**WHAT IS NEEDED**.
Below is the data. Give it again, complete and exact.

────────────────

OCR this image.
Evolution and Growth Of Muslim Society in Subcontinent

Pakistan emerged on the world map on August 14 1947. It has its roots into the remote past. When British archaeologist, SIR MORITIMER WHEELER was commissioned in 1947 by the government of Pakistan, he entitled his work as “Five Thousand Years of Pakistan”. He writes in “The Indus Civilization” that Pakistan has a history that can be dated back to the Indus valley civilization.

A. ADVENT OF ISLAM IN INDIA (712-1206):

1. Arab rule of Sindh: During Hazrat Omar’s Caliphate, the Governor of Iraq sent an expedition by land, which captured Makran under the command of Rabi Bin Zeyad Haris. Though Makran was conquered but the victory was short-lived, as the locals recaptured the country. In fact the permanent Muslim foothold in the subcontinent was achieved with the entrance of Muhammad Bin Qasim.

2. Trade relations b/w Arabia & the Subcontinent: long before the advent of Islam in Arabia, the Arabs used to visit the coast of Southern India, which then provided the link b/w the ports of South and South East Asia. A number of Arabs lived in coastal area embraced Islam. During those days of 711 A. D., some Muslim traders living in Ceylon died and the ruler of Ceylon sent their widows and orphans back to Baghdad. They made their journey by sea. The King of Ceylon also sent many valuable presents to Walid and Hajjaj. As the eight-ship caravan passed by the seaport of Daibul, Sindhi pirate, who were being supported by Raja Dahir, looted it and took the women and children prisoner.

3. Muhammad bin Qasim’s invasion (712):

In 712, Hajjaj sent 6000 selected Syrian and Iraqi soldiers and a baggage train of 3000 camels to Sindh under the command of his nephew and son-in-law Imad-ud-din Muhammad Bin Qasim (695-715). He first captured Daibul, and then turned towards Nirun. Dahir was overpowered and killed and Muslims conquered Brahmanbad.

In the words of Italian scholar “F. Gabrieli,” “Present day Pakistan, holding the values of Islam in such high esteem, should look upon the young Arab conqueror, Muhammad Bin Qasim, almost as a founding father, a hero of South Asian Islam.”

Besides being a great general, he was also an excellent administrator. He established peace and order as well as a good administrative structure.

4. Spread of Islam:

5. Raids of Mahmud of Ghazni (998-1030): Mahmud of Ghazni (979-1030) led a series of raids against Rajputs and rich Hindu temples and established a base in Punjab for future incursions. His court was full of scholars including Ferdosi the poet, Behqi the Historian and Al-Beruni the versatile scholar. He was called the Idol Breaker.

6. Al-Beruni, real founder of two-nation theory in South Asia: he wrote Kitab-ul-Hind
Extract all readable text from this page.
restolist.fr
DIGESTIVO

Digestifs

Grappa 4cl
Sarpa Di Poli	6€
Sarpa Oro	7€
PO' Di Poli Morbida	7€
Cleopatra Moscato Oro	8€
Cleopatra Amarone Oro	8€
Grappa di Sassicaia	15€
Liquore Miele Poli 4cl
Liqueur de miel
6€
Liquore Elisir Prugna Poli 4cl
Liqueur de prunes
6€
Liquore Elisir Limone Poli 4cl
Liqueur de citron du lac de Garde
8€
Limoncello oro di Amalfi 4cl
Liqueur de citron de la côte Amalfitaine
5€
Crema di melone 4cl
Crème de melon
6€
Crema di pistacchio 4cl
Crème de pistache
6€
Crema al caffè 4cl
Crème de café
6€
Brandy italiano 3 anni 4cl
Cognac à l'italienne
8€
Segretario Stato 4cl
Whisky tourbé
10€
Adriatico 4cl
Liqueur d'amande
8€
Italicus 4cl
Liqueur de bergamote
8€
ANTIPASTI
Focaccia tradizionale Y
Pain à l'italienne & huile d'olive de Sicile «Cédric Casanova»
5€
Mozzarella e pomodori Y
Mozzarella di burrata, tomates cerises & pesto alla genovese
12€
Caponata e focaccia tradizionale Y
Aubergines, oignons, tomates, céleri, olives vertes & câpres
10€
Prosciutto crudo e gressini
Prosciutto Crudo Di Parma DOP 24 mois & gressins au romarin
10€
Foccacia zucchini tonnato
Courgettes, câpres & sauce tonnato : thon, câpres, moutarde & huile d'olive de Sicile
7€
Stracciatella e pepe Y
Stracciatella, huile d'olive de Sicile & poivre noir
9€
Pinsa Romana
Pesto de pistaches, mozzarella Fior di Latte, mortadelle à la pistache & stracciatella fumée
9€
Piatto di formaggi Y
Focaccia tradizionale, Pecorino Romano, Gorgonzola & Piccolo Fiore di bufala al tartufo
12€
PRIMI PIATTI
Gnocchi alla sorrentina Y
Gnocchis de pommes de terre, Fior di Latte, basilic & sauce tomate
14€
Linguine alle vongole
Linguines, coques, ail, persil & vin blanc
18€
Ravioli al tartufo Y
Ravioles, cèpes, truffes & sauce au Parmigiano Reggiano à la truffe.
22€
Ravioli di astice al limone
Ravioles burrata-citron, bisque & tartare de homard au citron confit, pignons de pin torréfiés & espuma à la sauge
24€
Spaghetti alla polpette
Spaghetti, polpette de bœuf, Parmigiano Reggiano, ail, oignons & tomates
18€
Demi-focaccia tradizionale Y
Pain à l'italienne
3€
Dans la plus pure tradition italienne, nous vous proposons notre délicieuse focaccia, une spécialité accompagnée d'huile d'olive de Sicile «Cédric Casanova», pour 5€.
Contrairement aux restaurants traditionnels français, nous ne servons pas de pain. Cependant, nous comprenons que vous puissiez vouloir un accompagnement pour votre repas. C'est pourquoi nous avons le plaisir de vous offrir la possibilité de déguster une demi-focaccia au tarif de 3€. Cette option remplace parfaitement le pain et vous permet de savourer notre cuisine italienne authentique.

────────────────

**RESPONSE TO THE EXERCISE**.
OCR this image.
Evolution and Growth Of Muslim Society in Subcontinent

Pakistan emerged on the world map on August 14 1947. It has its roots into the remote past. When British archaeologist, SIR MORITIMER WHEELER was commissioned in 1947 by the government of Pakistan, he entitled his work as “Five Thousand Years of Pakistan”. He writes in “The Indus Civilization” that Pakistan has a history that can be dated back to the Indus valley civilization.

A. ADVENT OF ISLAM IN INDIA (712-1206):

1. Arab rule of Sindh: During Hazrat Omar’s Caliphate, the Governor of Iraq sent an expedition by land, which captured Makran under the command of Rabi Bin Zeyad Haris. Though Makran was conquered but the victory was short-lived, as the locals recaptured the country. In fact the permanent Muslim foothold in the subcontinent was achieved with the entrance of Muhammad Bin Qasim.

2. Trade relations b/w Arabia & the Subcontinent: long before the advent of Islam in Arabia, the Arabs used to visit the coast of Southern India, which then provided the link b/w the ports of South and South East Asia. A number of Arabs lived in coastal area embraced Islam. During those days of 711 A. D., some Muslim traders living in Ceylon died and the ruler of Ceylon sent their widows and orphans back to Baghdad. They made their journey by sea. The King of Ceylon also sent many valuable presents to Walid and Hajjaj. As the eight-ship caravan passed by the seaport of Daibul, Sindhi pirate, who were being supported by Raja Dahir, looted it and took the women and children prisoner.

3. Muhammad bin Qasim’s invasion (712):

In 712, Hajjaj sent 6000 selected Syrian and Iraqi soldiers and a baggage train of 3000 camels to Sindh under the command of his nephew and son-in-law Imad-ud-din Muhammad Bin Qasim (695-715). He first captured Daibul, and then turned towards Nirun. Dahir was overpowered and killed and Muslims conquered Brahmanbad.

In the words of Italian scholar “F. Gabrieli,” “Present day Pakistan, holding the values of Islam in such high esteem, should look upon the young Arab conqueror, Muhammad Bin Qasim, almost as a founding father, a hero of South Asian Islam.”

Besides being a great general, he was also an excellent administrator. He established peace and order as well as a good administrative structure.

4. Spread of Islam:

5. Raids of Mahmud of Ghazni (998-1030): Mahmud of Ghazni (979-1030) led a series of raids against Rajputs and rich Hindu temples and established a base in Punjab for future incursions. His court was full of scholars including Ferdosi the poet, Behqi the Historian and Al-Beruni the versatile scholar. He was called the Idol Breaker.

6. Al-Beruni, real founder of two-nation theory in South Asia: he wrote Kitab-ul-Hind
Extract all readable text from this page.
restolist.fr
DIGESTIVO

Digestifs

Grappa 4cl
Sarpa Di Poli	6€
Sarpa Oro	7€
PO' Di Poli Morbida	7€
Cleopatra Moscato Oro	8€
Cleopatra Amarone Oro	8€
Grappa di Sassicaia	15€
Liquore Miele Poli 4cl
Liqueur de miel
6€
Liquore Elisir Prugna Poli 4cl
Liqueur de prunes
6€
Liquore Elisir Limone Poli 4cl
Liqueur de citron du lac de Garde
8€
Limoncello oro di Amalfi 4cl
Liqueur de citron de la côte Amalfitaine
5€
Crema di melone 4cl
Crème de melon
6€
Crema di pistacchio 4cl
Crème de pistache
6€
Crema al caffè 4cl
Crème de café
6€
Brandy italiano 3 anni 4cl
Cognac à l'italienne
8€
Segretario Stato 4cl
Whisky tourbé
10€
Adriatico 4cl
Liqueur d'amande
8€
Italicus 4cl
Liqueur de bergamote
8€
ANTIPASTI
Focaccia tradizionale Y
Pain à l'italienne & huile d'olive de Sicile «Cédric Casanova»
5€
Mozzarella e pomodori Y
Mozzarella di burrata, tomates cerises & pesto alla genovese
12€
Caponata e focaccia tradizionale Y
Aubergines, oignons, tomates, céleri, olives vertes & câpres
10€
Prosciutto crudo e gressini
Prosciutto Crudo Di Parma DOP 24 mois & gressins au romarin
10€
Foccacia zucchini tonnato
Courgettes, câpres & sauce tonnato : thon, câpres, moutarde & huile d'olive de Sicile
7€
Stracciatella e pepe Y
Stracciatella, huile d'olive de Sicile & poivre noir
9€
Pinsa Romana
Pesto de pistaches, mozzarella Fior di Latte, mortadelle à la pistache & stracciatella fumée
9€
Piatto di formaggi Y
Focaccia tradizionale, Pecorino Romano, Gorgonzola & Piccolo Fiore di bufala al tartufo
12€
PRIMI PIATTI
Gnocchi alla sorrentina Y
Gnocchis de pommes de terre, Fior di Latte, basilic & sauce tomate
14€
Linguine alle vongole
Linguines, coques, ail, persil & vin blanc
18€
Ravioli al tartufo Y
Ravioles, cèpes, truffes & sauce au Parmigiano Reggiano à la truffe.
22€
Ravioli di astice al limone
Ravioles burrata-citron, bisque & tartare de homard au citron confit, pignons de pin torréfiés & espuma à la sauge
24€
Spaghetti alla polpette
Spaghetti, polpette de bœuf, Parmigiano Reggiano, ail, oignons & tomates
18€
Demi-focaccia tradizionale Y
Pain à l'italienne
3€
Dans la plus pure tradition italienne, nous vous proposons notre délicieuse focaccia, une spécialité accompagnée d'huile d'olive de Sicile «Cédric Casanova», pour 5€.
Contrairement aux restaurants traditionnels français, nous ne servons pas de pain. Cependant, nous comprenons que vous puissiez vouloir un accompagnement pour votre repas. C'est pourquoi nous avons le plaisir de vous offrir la possibilité de déguster une demi-focaccia au tarif de 3€. Cette option remplace parfaitement le pain et vous permet de savourer notre cuisine italienne authentique.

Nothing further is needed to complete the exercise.